*Problem description:*
All the data should be repeated exactly. Any image in it is left out.

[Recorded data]
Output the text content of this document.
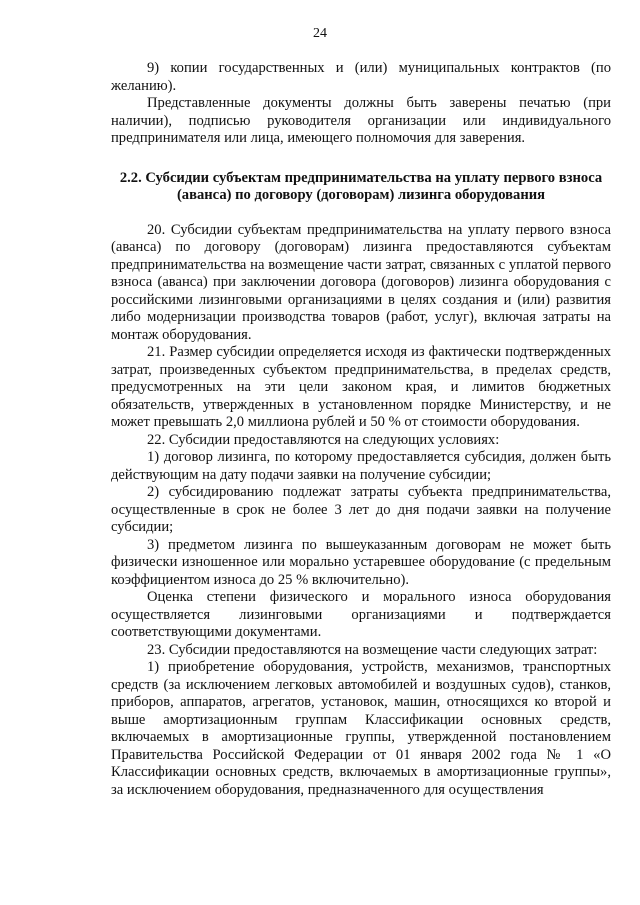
24

9) копии государственных и (или) муниципальных контрактов (по желанию).

Представленные документы должны быть заверены печатью (при наличии), подписью руководителя организации или индивидуального предпринимателя или лица, имеющего полномочия для заверения.

2.2. Субсидии субъектам предпринимательства на уплату первого взноса (аванса) по договору (договорам) лизинга оборудования

20. Субсидии субъектам предпринимательства на уплату первого взноса (аванса) по договору (договорам) лизинга предоставляются субъектам предпринимательства на возмещение части затрат, связанных с уплатой первого взноса (аванса) при заключении договора (договоров) лизинга оборудования с российскими лизинговыми организациями в целях создания и (или) развития либо модернизации производства товаров (работ, услуг), включая затраты на монтаж оборудования.

21. Размер субсидии определяется исходя из фактически подтвержденных затрат, произведенных субъектом предпринимательства, в пределах средств, предусмотренных на эти цели законом края, и лимитов бюджетных обязательств, утвержденных в установленном порядке Министерству, и не может превышать 2,0 миллиона рублей и 50 % от стоимости оборудования.

22. Субсидии предоставляются на следующих условиях:

1) договор лизинга, по которому предоставляется субсидия, должен быть действующим на дату подачи заявки на получение субсидии;

2) субсидированию подлежат затраты субъекта предпринимательства, осуществленные в срок не более 3 лет до дня подачи заявки на получение субсидии;

3) предметом лизинга по вышеуказанным договорам не может быть физически изношенное или морально устаревшее оборудование (с предельным коэффициентом износа до 25 % включительно).

Оценка степени физического и морального износа оборудования осуществляется лизинговыми организациями и подтверждается соответствующими документами.

23. Субсидии предоставляются на возмещение части следующих затрат:

1) приобретение оборудования, устройств, механизмов, транспортных средств (за исключением легковых автомобилей и воздушных судов), станков, приборов, аппаратов, агрегатов, установок, машин, относящихся ко второй и выше амортизационным группам Классификации основных средств, включаемых в амортизационные группы, утвержденной постановлением Правительства Российской Федерации от 01 января 2002 года № 1 «О Классификации основных средств, включаемых в амортизационные группы», за исключением оборудования, предназначенного для осуществления
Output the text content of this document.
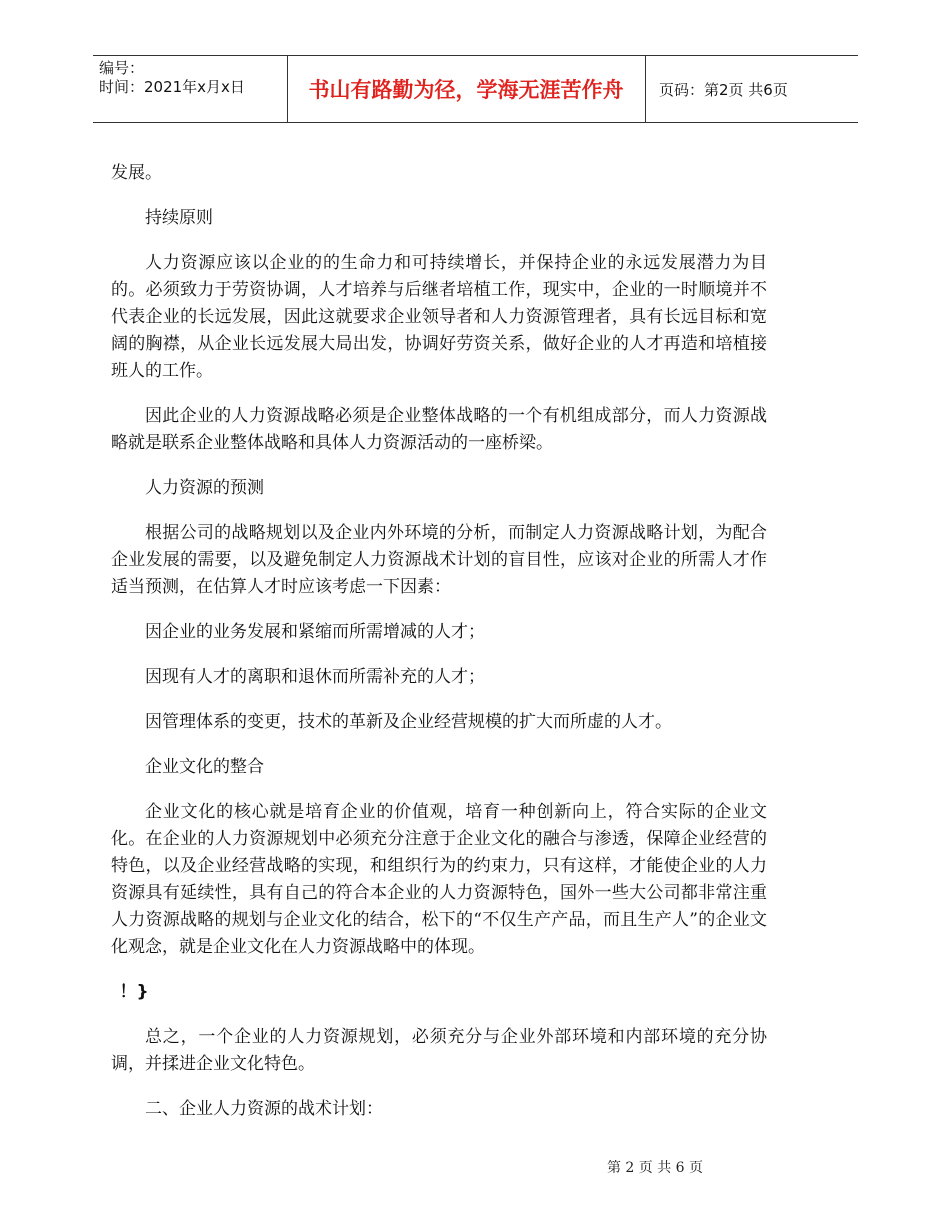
编号：
时间：2021年x月x日	书山有路勤为径，学海无涯苦作舟	页码：第2页 共6页

发展。

持续原则

人力资源应该以企业的的生命力和可持续增长，并保持企业的永远发展潜力为目的。必须致力于劳资协调，人才培养与后继者培植工作，现实中，企业的一时顺境并不代表企业的长远发展，因此这就要求企业领导者和人力资源管理者，具有长远目标和宽阔的胸襟，从企业长远发展大局出发，协调好劳资关系，做好企业的人才再造和培植接班人的工作。

因此企业的人力资源战略必须是企业整体战略的一个有机组成部分，而人力资源战略就是联系企业整体战略和具体人力资源活动的一座桥梁。

人力资源的预测

根据公司的战略规划以及企业内外环境的分析，而制定人力资源战略计划，为配合企业发展的需要，以及避免制定人力资源战术计划的盲目性，应该对企业的所需人才作适当预测，在估算人才时应该考虑一下因素：

因企业的业务发展和紧缩而所需增减的人才；

因现有人才的离职和退休而所需补充的人才；

因管理体系的变更，技术的革新及企业经营规模的扩大而所虚的人才。

企业文化的整合

企业文化的核心就是培育企业的价值观，培育一种创新向上，符合实际的企业文化。在企业的人力资源规划中必须充分注意于企业文化的融合与渗透，保障企业经营的特色，以及企业经营战略的实现，和组织行为的约束力，只有这样，才能使企业的人力资源具有延续性，具有自己的符合本企业的人力资源特色，国外一些大公司都非常注重人力资源战略的规划与企业文化的结合，松下的“不仅生产产品，而且生产人”的企业文化观念，就是企业文化在人力资源战略中的体现。

！}

总之，一个企业的人力资源规划，必须充分与企业外部环境和内部环境的充分协调，并揉进企业文化特色。

二、企业人力资源的战术计划：

第 2 页 共 6 页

*Exercise answer:*
Output the text content of this document.
24

9) копии государственных и (или) муниципальных контрактов (по желанию).

Представленные документы должны быть заверены печатью (при наличии), подписью руководителя организации или индивидуального предпринимателя или лица, имеющего полномочия для заверения.

2.2. Субсидии субъектам предпринимательства на уплату первого взноса (аванса) по договору (договорам) лизинга оборудования

20. Субсидии субъектам предпринимательства на уплату первого взноса (аванса) по договору (договорам) лизинга предоставляются субъектам предпринимательства на возмещение части затрат, связанных с уплатой первого взноса (аванса) при заключении договора (договоров) лизинга оборудования с российскими лизинговыми организациями в целях создания и (или) развития либо модернизации производства товаров (работ, услуг), включая затраты на монтаж оборудования.

21. Размер субсидии определяется исходя из фактически подтвержденных затрат, произведенных субъектом предпринимательства, в пределах средств, предусмотренных на эти цели законом края, и лимитов бюджетных обязательств, утвержденных в установленном порядке Министерству, и не может превышать 2,0 миллиона рублей и 50 % от стоимости оборудования.

22. Субсидии предоставляются на следующих условиях:

1) договор лизинга, по которому предоставляется субсидия, должен быть действующим на дату подачи заявки на получение субсидии;

2) субсидированию подлежат затраты субъекта предпринимательства, осуществленные в срок не более 3 лет до дня подачи заявки на получение субсидии;

3) предметом лизинга по вышеуказанным договорам не может быть физически изношенное или морально устаревшее оборудование (с предельным коэффициентом износа до 25 % включительно).

Оценка степени физического и морального износа оборудования осуществляется лизинговыми организациями и подтверждается соответствующими документами.

23. Субсидии предоставляются на возмещение части следующих затрат:

1) приобретение оборудования, устройств, механизмов, транспортных средств (за исключением легковых автомобилей и воздушных судов), станков, приборов, аппаратов, агрегатов, установок, машин, относящихся ко второй и выше амортизационным группам Классификации основных средств, включаемых в амортизационные группы, утвержденной постановлением Правительства Российской Федерации от 01 января 2002 года № 1 «О Классификации основных средств, включаемых в амортизационные группы», за исключением оборудования, предназначенного для осуществления
Output the text content of this document.
编号：
时间：2021年x月x日	书山有路勤为径，学海无涯苦作舟	页码：第2页 共6页

发展。

持续原则

人力资源应该以企业的的生命力和可持续增长，并保持企业的永远发展潜力为目的。必须致力于劳资协调，人才培养与后继者培植工作，现实中，企业的一时顺境并不代表企业的长远发展，因此这就要求企业领导者和人力资源管理者，具有长远目标和宽阔的胸襟，从企业长远发展大局出发，协调好劳资关系，做好企业的人才再造和培植接班人的工作。

因此企业的人力资源战略必须是企业整体战略的一个有机组成部分，而人力资源战略就是联系企业整体战略和具体人力资源活动的一座桥梁。

人力资源的预测

根据公司的战略规划以及企业内外环境的分析，而制定人力资源战略计划，为配合企业发展的需要，以及避免制定人力资源战术计划的盲目性，应该对企业的所需人才作适当预测，在估算人才时应该考虑一下因素：

因企业的业务发展和紧缩而所需增减的人才；

因现有人才的离职和退休而所需补充的人才；

因管理体系的变更，技术的革新及企业经营规模的扩大而所虚的人才。

企业文化的整合

企业文化的核心就是培育企业的价值观，培育一种创新向上，符合实际的企业文化。在企业的人力资源规划中必须充分注意于企业文化的融合与渗透，保障企业经营的特色，以及企业经营战略的实现，和组织行为的约束力，只有这样，才能使企业的人力资源具有延续性，具有自己的符合本企业的人力资源特色，国外一些大公司都非常注重人力资源战略的规划与企业文化的结合，松下的“不仅生产产品，而且生产人”的企业文化观念，就是企业文化在人力资源战略中的体现。

！}

总之，一个企业的人力资源规划，必须充分与企业外部环境和内部环境的充分协调，并揉进企业文化特色。

二、企业人力资源的战术计划：

第 2 页 共 6 页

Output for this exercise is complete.